┌─ Supplied entries
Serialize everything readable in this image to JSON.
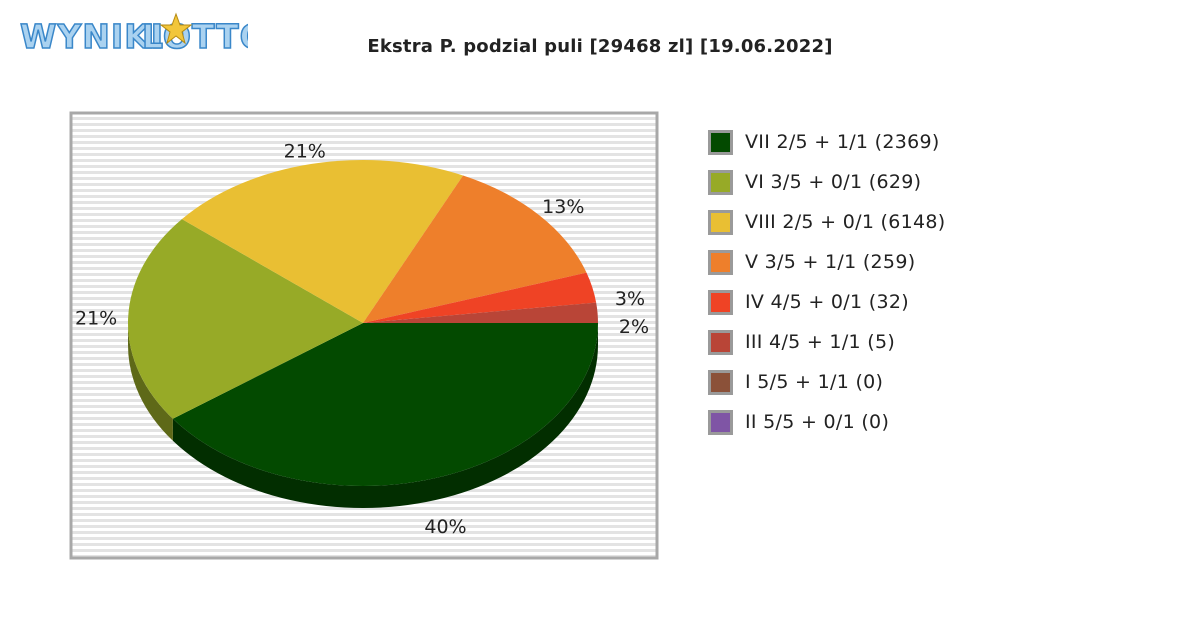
{
  "logo": {
    "text_a": "WYNIKI",
    "text_b": "LOTTO"
  },
  "chart_data": {
    "type": "pie",
    "title": "Ekstra P. podzial puli [29468 zl] [19.06.2022]",
    "legend_position": "right",
    "slices": [
      {
        "label": "VII 2/5 + 1/1 (2369)",
        "value": 40,
        "value_label": "40%",
        "color": "#034A00"
      },
      {
        "label": "VI 3/5 + 0/1 (629)",
        "value": 21,
        "value_label": "21%",
        "color": "#97AA27"
      },
      {
        "label": "VIII 2/5 + 0/1 (6148)",
        "value": 21,
        "value_label": "21%",
        "color": "#E9BF33"
      },
      {
        "label": "V 3/5 + 1/1 (259)",
        "value": 13,
        "value_label": "13%",
        "color": "#EE7F2B"
      },
      {
        "label": "IV 4/5 + 0/1 (32)",
        "value": 3,
        "value_label": "3%",
        "color": "#EF4325"
      },
      {
        "label": "III 4/5 + 1/1 (5)",
        "value": 2,
        "value_label": "2%",
        "color": "#B94537"
      },
      {
        "label": "I 5/5 + 1/1 (0)",
        "value": 0,
        "value_label": "",
        "color": "#8B5139"
      },
      {
        "label": "II 5/5 + 0/1 (0)",
        "value": 0,
        "value_label": "",
        "color": "#7F55A5"
      }
    ]
  }
}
└─
> _Written task_: Read through the entries and copy each line in which "color" appears.

> _Output of the exercise_:
        "color": "#034A00"
        "color": "#97AA27"
        "color": "#E9BF33"
        "color": "#EE7F2B"
        "color": "#EF4325"
        "color": "#B94537"
        "color": "#8B5139"
        "color": "#7F55A5"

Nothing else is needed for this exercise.